**Written exercise**.
Copy out the material below, substituting "bounding boxes" for every occurrence of "bboxes" and leaving everything else as it is. Leave the pictures out of your copy.

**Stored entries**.
>>

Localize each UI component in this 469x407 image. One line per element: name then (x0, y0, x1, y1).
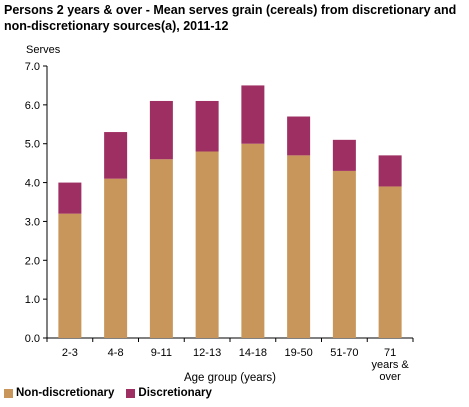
bar-non-discretionary-7 (378, 186, 402, 338)
legend-swatch-discretionary (126, 388, 136, 398)
y-tick-label: 3.0 (25, 216, 40, 228)
x-tick-label: 4-8 (108, 347, 124, 359)
bar-discretionary-1 (104, 132, 128, 179)
legend-item-non-discretionary: Non-discretionary (4, 387, 114, 399)
x-tick-label: over (379, 371, 401, 383)
bar-discretionary-2 (149, 100, 173, 160)
legend-swatch-non-discretionary (4, 388, 13, 398)
bar-discretionary-0 (58, 182, 82, 214)
bar-non-discretionary-2 (149, 159, 173, 338)
bar-discretionary-4 (241, 85, 265, 144)
bar-discretionary-5 (287, 116, 311, 156)
y-tick-label: 6.0 (25, 100, 40, 112)
x-tick-label: 14-18 (239, 347, 267, 359)
x-tick-label: 9-11 (151, 347, 172, 359)
y-tick-label: 2.0 (25, 255, 40, 267)
x-tick-label: 71 (384, 347, 396, 359)
x-axis-label: Age group (years) (184, 372, 276, 384)
y-tick-label: 0.0 (25, 333, 40, 345)
y-tick-label: 5.0 (25, 139, 40, 151)
bar-non-discretionary-6 (332, 170, 356, 338)
legend-item-discretionary: Discretionary (126, 387, 212, 399)
bar-discretionary-3 (195, 100, 219, 152)
y-axis-label: Serves (26, 44, 61, 56)
bar-discretionary-6 (332, 139, 356, 171)
y-tick-label: 1.0 (25, 294, 40, 306)
legend-label-discretionary: Discretionary (138, 387, 212, 399)
y-tick-label: 4.0 (25, 178, 40, 190)
x-tick-label: 51-70 (330, 347, 358, 359)
bar-non-discretionary-0 (58, 213, 82, 338)
legend: Non-discretionary Discretionary (4, 387, 220, 399)
bar-non-discretionary-4 (241, 143, 265, 338)
bar-non-discretionary-5 (287, 155, 311, 338)
x-tick-label: years & (371, 359, 409, 371)
legend-label-non-discretionary: Non-discretionary (16, 387, 115, 399)
y-tick-label: 7.0 (25, 61, 40, 73)
x-tick-label: 19-50 (285, 347, 313, 359)
bar-non-discretionary-1 (104, 178, 128, 338)
chart-title: Persons 2 years & over - Mean serves gra… (4, 3, 457, 33)
bar-discretionary-7 (378, 155, 402, 187)
bar-non-discretionary-3 (195, 151, 219, 338)
x-tick-label: 2-3 (62, 347, 78, 359)
x-tick-label: 12-13 (193, 347, 221, 359)
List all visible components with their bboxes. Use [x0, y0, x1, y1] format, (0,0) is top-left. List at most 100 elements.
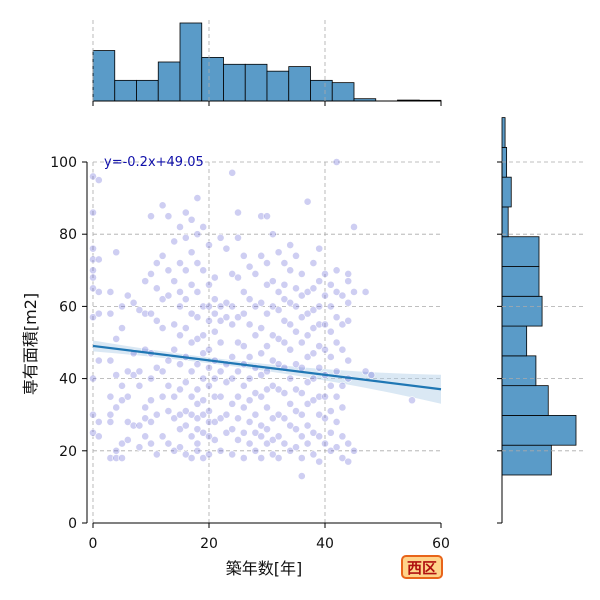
scatter-point — [321, 439, 329, 448]
scatter-point — [199, 374, 208, 383]
scatter-point — [129, 371, 138, 379]
scatter-point — [147, 374, 155, 383]
scatter-point — [344, 457, 353, 466]
scatter-point — [123, 418, 132, 426]
scatter-point — [251, 331, 260, 340]
scatter-point — [187, 367, 196, 376]
scatter-point — [234, 392, 242, 401]
scatter-point — [141, 403, 150, 412]
scatter-point — [118, 396, 126, 405]
scatter-point — [286, 421, 295, 430]
scatter-point — [176, 259, 184, 267]
scatter-point — [181, 378, 190, 387]
right-hist-bar — [501, 444, 552, 476]
scatter-point — [193, 360, 202, 369]
scatter-point — [251, 389, 260, 397]
scatter-point — [321, 345, 329, 354]
scatter-point — [228, 168, 237, 177]
scatter-point — [118, 454, 126, 462]
scatter-point — [164, 381, 173, 390]
scatter-point — [292, 443, 300, 452]
scatter-point — [274, 385, 283, 394]
scatter-point — [303, 421, 312, 430]
scatter-point — [321, 270, 329, 278]
scatter-point — [245, 295, 254, 304]
scatter-point — [170, 237, 179, 246]
scatter-point — [118, 381, 126, 390]
scatter-point — [292, 425, 300, 434]
y-tick-label: 80 — [59, 227, 77, 243]
scatter-point — [292, 251, 300, 260]
scatter-point — [315, 244, 324, 253]
scatter-point — [158, 251, 167, 260]
scatter-point — [280, 338, 289, 347]
scatter-point — [210, 327, 219, 336]
scatter-point — [263, 403, 271, 412]
scatter-point — [94, 356, 103, 365]
scatter-point — [181, 208, 190, 217]
regression-equation: y=-0.2x+49.05 — [104, 155, 204, 170]
scatter-point — [228, 302, 237, 311]
scatter-point — [303, 439, 312, 448]
scatter-point — [245, 320, 254, 329]
scatter-point — [350, 223, 358, 231]
scatter-point — [332, 266, 341, 275]
scatter-point — [239, 454, 248, 462]
scatter-point — [286, 374, 295, 383]
scatter-point — [228, 320, 237, 329]
y-tick-label: 0 — [68, 516, 77, 532]
scatter-point — [94, 309, 103, 318]
scatter-point — [170, 414, 179, 423]
scatter-point — [280, 259, 289, 267]
scatter-point — [263, 439, 271, 448]
scatter-point — [280, 295, 289, 304]
scatter-point — [332, 443, 341, 452]
right-hist-bar — [501, 236, 540, 267]
scatter-point — [158, 295, 167, 304]
scatter-point — [187, 309, 196, 318]
scatter-point — [181, 421, 190, 430]
scatter-point — [164, 212, 173, 221]
scatter-point — [326, 327, 335, 336]
x-tick-label: 0 — [89, 536, 98, 552]
scatter-point — [187, 338, 196, 347]
scatter-point — [193, 313, 202, 322]
scatter-point — [181, 266, 190, 275]
scatter-point — [152, 450, 161, 459]
scatter-point — [176, 360, 184, 369]
scatter-point — [222, 244, 231, 253]
scatter-point — [274, 454, 283, 462]
scatter-point — [170, 345, 179, 354]
scatter-point — [164, 356, 173, 365]
x-tick-label: 40 — [316, 536, 334, 552]
scatter-point — [158, 432, 167, 441]
scatter-point — [286, 298, 295, 307]
y-tick-label: 40 — [59, 372, 77, 388]
scatter-point — [251, 446, 260, 455]
x-axis-label: 築年数[年] — [226, 559, 303, 578]
scatter-point — [228, 450, 237, 459]
scatter-point — [315, 410, 324, 419]
scatter-point — [176, 288, 184, 296]
scatter-point — [263, 309, 271, 318]
scatter-point — [94, 176, 103, 184]
top-hist-bar — [331, 82, 355, 102]
scatter-point — [292, 385, 300, 394]
scatter-point — [257, 298, 266, 307]
top-hist-bar — [244, 63, 268, 102]
top-hist-bar — [201, 57, 224, 102]
scatter-point — [303, 309, 312, 318]
scatter-point — [257, 432, 266, 441]
scatter-point — [106, 392, 115, 401]
scatter-point — [268, 277, 277, 286]
scatter-point — [268, 356, 277, 365]
scatter-point — [129, 421, 138, 430]
scatter-point — [361, 367, 370, 376]
scatter-point — [222, 410, 231, 419]
scatter-point — [89, 208, 97, 217]
scatter-point — [181, 295, 190, 304]
scatter-point — [292, 327, 300, 336]
scatter-point — [193, 446, 202, 455]
scatter-point — [332, 158, 341, 166]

<<

**In response**.
Localize each UI component in this 469x407 image. One line per element: name then (x0, y0, x1, y1).
bar-non-discretionary-7 (378, 186, 402, 338)
legend-swatch-discretionary (126, 388, 136, 398)
y-tick-label: 3.0 (25, 216, 40, 228)
x-tick-label: 4-8 (108, 347, 124, 359)
bar-discretionary-1 (104, 132, 128, 179)
legend-item-non-discretionary: Non-discretionary (4, 387, 114, 399)
x-tick-label: over (379, 371, 401, 383)
bar-discretionary-2 (149, 100, 173, 160)
legend-swatch-non-discretionary (4, 388, 13, 398)
bar-discretionary-0 (58, 182, 82, 214)
bar-non-discretionary-2 (149, 159, 173, 338)
bar-discretionary-4 (241, 85, 265, 144)
bar-discretionary-5 (287, 116, 311, 156)
y-tick-label: 6.0 (25, 100, 40, 112)
x-tick-label: 14-18 (239, 347, 267, 359)
x-tick-label: 9-11 (151, 347, 172, 359)
y-tick-label: 2.0 (25, 255, 40, 267)
x-tick-label: 71 (384, 347, 396, 359)
x-axis-label: Age group (years) (184, 372, 276, 384)
y-tick-label: 0.0 (25, 333, 40, 345)
y-tick-label: 5.0 (25, 139, 40, 151)
bar-non-discretionary-6 (332, 170, 356, 338)
legend-item-discretionary: Discretionary (126, 387, 212, 399)
bar-discretionary-3 (195, 100, 219, 152)
y-axis-label: Serves (26, 44, 61, 56)
bar-discretionary-6 (332, 139, 356, 171)
y-tick-label: 1.0 (25, 294, 40, 306)
legend-label-discretionary: Discretionary (138, 387, 212, 399)
y-tick-label: 4.0 (25, 178, 40, 190)
x-tick-label: 51-70 (330, 347, 358, 359)
bar-non-discretionary-0 (58, 213, 82, 338)
legend: Non-discretionary Discretionary (4, 387, 220, 399)
bar-non-discretionary-4 (241, 143, 265, 338)
bar-non-discretionary-5 (287, 155, 311, 338)
x-tick-label: years & (371, 359, 409, 371)
legend-label-non-discretionary: Non-discretionary (16, 387, 115, 399)
y-tick-label: 7.0 (25, 61, 40, 73)
x-tick-label: 19-50 (285, 347, 313, 359)
bar-non-discretionary-1 (104, 178, 128, 338)
chart-title: Persons 2 years & over - Mean serves gra… (4, 3, 457, 33)
bar-discretionary-7 (378, 155, 402, 187)
bar-non-discretionary-3 (195, 151, 219, 338)
x-tick-label: 2-3 (62, 347, 78, 359)
x-tick-label: 12-13 (193, 347, 221, 359)
List all visible components with their bounding boxes. Use [x0, y0, x1, y1] format, (0,0) is top-left. List at most 100 elements.
scatter-point — [321, 439, 329, 448]
scatter-point — [199, 374, 208, 383]
scatter-point — [129, 371, 138, 379]
scatter-point — [147, 374, 155, 383]
scatter-point — [344, 457, 353, 466]
scatter-point — [123, 418, 132, 426]
scatter-point — [251, 331, 260, 340]
scatter-point — [187, 367, 196, 376]
scatter-point — [234, 392, 242, 401]
scatter-point — [141, 403, 150, 412]
scatter-point — [118, 396, 126, 405]
scatter-point — [286, 421, 295, 430]
scatter-point — [176, 259, 184, 267]
scatter-point — [181, 378, 190, 387]
right-hist-bar — [501, 444, 552, 476]
scatter-point — [193, 360, 202, 369]
scatter-point — [251, 389, 260, 397]
scatter-point — [321, 345, 329, 354]
scatter-point — [228, 168, 237, 177]
scatter-point — [118, 454, 126, 462]
scatter-point — [164, 381, 173, 390]
scatter-point — [292, 443, 300, 452]
scatter-point — [274, 385, 283, 394]
scatter-point — [303, 421, 312, 430]
scatter-point — [321, 270, 329, 278]
scatter-point — [245, 295, 254, 304]
scatter-point — [170, 237, 179, 246]
scatter-point — [118, 381, 126, 390]
scatter-point — [292, 425, 300, 434]
y-tick-label: 80 — [59, 227, 77, 243]
scatter-point — [292, 251, 300, 260]
scatter-point — [315, 244, 324, 253]
scatter-point — [158, 251, 167, 260]
scatter-point — [280, 338, 289, 347]
scatter-point — [210, 327, 219, 336]
scatter-point — [263, 403, 271, 412]
scatter-point — [94, 356, 103, 365]
scatter-point — [181, 208, 190, 217]
regression-equation: y=-0.2x+49.05 — [104, 155, 204, 170]
scatter-point — [228, 302, 237, 311]
scatter-point — [303, 439, 312, 448]
scatter-point — [245, 320, 254, 329]
scatter-point — [350, 223, 358, 231]
scatter-point — [332, 266, 341, 275]
scatter-point — [239, 454, 248, 462]
scatter-point — [286, 374, 295, 383]
scatter-point — [228, 320, 237, 329]
y-tick-label: 0 — [68, 516, 77, 532]
scatter-point — [94, 309, 103, 318]
scatter-point — [170, 414, 179, 423]
scatter-point — [280, 259, 289, 267]
scatter-point — [263, 439, 271, 448]
scatter-point — [280, 295, 289, 304]
scatter-point — [332, 443, 341, 452]
right-hist-bar — [501, 236, 540, 267]
scatter-point — [158, 295, 167, 304]
scatter-point — [187, 309, 196, 318]
scatter-point — [181, 421, 190, 430]
scatter-point — [164, 212, 173, 221]
scatter-point — [326, 327, 335, 336]
x-tick-label: 0 — [89, 536, 98, 552]
scatter-point — [187, 338, 196, 347]
scatter-point — [193, 313, 202, 322]
scatter-point — [181, 266, 190, 275]
scatter-point — [152, 450, 161, 459]
scatter-point — [176, 360, 184, 369]
scatter-point — [222, 244, 231, 253]
scatter-point — [274, 454, 283, 462]
scatter-point — [170, 345, 179, 354]
scatter-point — [164, 356, 173, 365]
x-tick-label: 40 — [316, 536, 334, 552]
scatter-point — [158, 432, 167, 441]
scatter-point — [286, 298, 295, 307]
y-tick-label: 40 — [59, 372, 77, 388]
scatter-point — [251, 446, 260, 455]
x-axis-label: 築年数[年] — [226, 559, 303, 578]
scatter-point — [228, 450, 237, 459]
scatter-point — [315, 410, 324, 419]
scatter-point — [176, 288, 184, 296]
scatter-point — [263, 309, 271, 318]
scatter-point — [94, 176, 103, 184]
top-hist-bar — [331, 82, 355, 102]
scatter-point — [292, 385, 300, 394]
scatter-point — [257, 298, 266, 307]
top-hist-bar — [244, 63, 268, 102]
top-hist-bar — [201, 57, 224, 102]
scatter-point — [303, 309, 312, 318]
scatter-point — [257, 432, 266, 441]
scatter-point — [106, 392, 115, 401]
scatter-point — [268, 277, 277, 286]
scatter-point — [268, 356, 277, 365]
scatter-point — [129, 421, 138, 430]
scatter-point — [361, 367, 370, 376]
scatter-point — [222, 410, 231, 419]
scatter-point — [89, 208, 97, 217]
scatter-point — [181, 295, 190, 304]
scatter-point — [292, 327, 300, 336]
scatter-point — [193, 446, 202, 455]
scatter-point — [332, 158, 341, 166]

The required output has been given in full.